> [Required task]: Exclude all pictures, then copy each of the records exactly as written.

> [Material for this task]:
((

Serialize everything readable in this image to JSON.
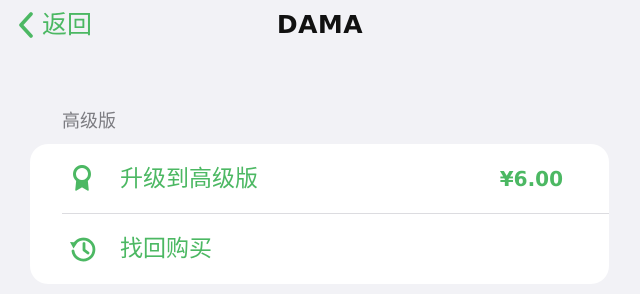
{
  "nav": {
    "back_label": "返回",
    "title": "DAMA"
  },
  "section": {
    "header": "高级版"
  },
  "items": [
    {
      "label": "升级到高级版",
      "price": "¥6.00",
      "icon": "award-ribbon-icon"
    },
    {
      "label": "找回购买",
      "icon": "history-clock-icon"
    }
  ],
  "colors": {
    "accent": "#4cb863",
    "background": "#f2f2f6",
    "card": "#ffffff",
    "secondary_text": "#7d7d82"
  }
}
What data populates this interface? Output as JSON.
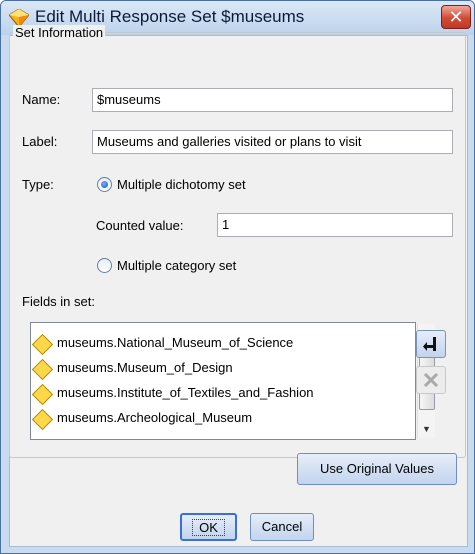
{
  "window": {
    "title": "Edit Multi Response Set $museums",
    "close_glyph": "✕"
  },
  "set_info": {
    "legend": "Set Information",
    "name_label": "Name:",
    "name_value": "$museums",
    "label_label": "Label:",
    "label_value": "Museums and galleries visited or plans to visit",
    "type_label": "Type:",
    "dichotomy_option": "Multiple dichotomy set",
    "dichotomy_selected": true,
    "counted_label": "Counted value:",
    "counted_value": "1",
    "category_option": "Multiple category set",
    "fields_label": "Fields in set:",
    "fields": [
      "museums.National_Museum_of_Science",
      "museums.Museum_of_Design",
      "museums.Institute_of_Textiles_and_Fashion",
      "museums.Archeological_Museum"
    ],
    "use_original_label": "Use Original Values"
  },
  "footer": {
    "ok_label": "OK",
    "cancel_label": "Cancel"
  },
  "colors": {
    "accent": "#3b6fd8",
    "title_bar": "#c9dbef",
    "close": "#d24a34"
  },
  "icons": {
    "title": "app-diamond-icon",
    "field": "field-diamond-icon",
    "add": "add-field-icon",
    "remove": "remove-x-icon"
  }
}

))

> [Written answer]:
Serialize everything readable in this image to JSON.
{
  "nav": {
    "back_label": "返回",
    "title": "DAMA"
  },
  "section": {
    "header": "高级版"
  },
  "items": [
    {
      "label": "升级到高级版",
      "price": "¥6.00",
      "icon": "award-ribbon-icon"
    },
    {
      "label": "找回购买",
      "icon": "history-clock-icon"
    }
  ],
  "colors": {
    "accent": "#4cb863",
    "background": "#f2f2f6",
    "card": "#ffffff",
    "secondary_text": "#7d7d82"
  }
}
What data populates this interface? Output as JSON.
{
  "window": {
    "title": "Edit Multi Response Set $museums",
    "close_glyph": "✕"
  },
  "set_info": {
    "legend": "Set Information",
    "name_label": "Name:",
    "name_value": "$museums",
    "label_label": "Label:",
    "label_value": "Museums and galleries visited or plans to visit",
    "type_label": "Type:",
    "dichotomy_option": "Multiple dichotomy set",
    "dichotomy_selected": true,
    "counted_label": "Counted value:",
    "counted_value": "1",
    "category_option": "Multiple category set",
    "fields_label": "Fields in set:",
    "fields": [
      "museums.National_Museum_of_Science",
      "museums.Museum_of_Design",
      "museums.Institute_of_Textiles_and_Fashion",
      "museums.Archeological_Museum"
    ],
    "use_original_label": "Use Original Values"
  },
  "footer": {
    "ok_label": "OK",
    "cancel_label": "Cancel"
  },
  "colors": {
    "accent": "#3b6fd8",
    "title_bar": "#c9dbef",
    "close": "#d24a34"
  },
  "icons": {
    "title": "app-diamond-icon",
    "field": "field-diamond-icon",
    "add": "add-field-icon",
    "remove": "remove-x-icon"
  }
}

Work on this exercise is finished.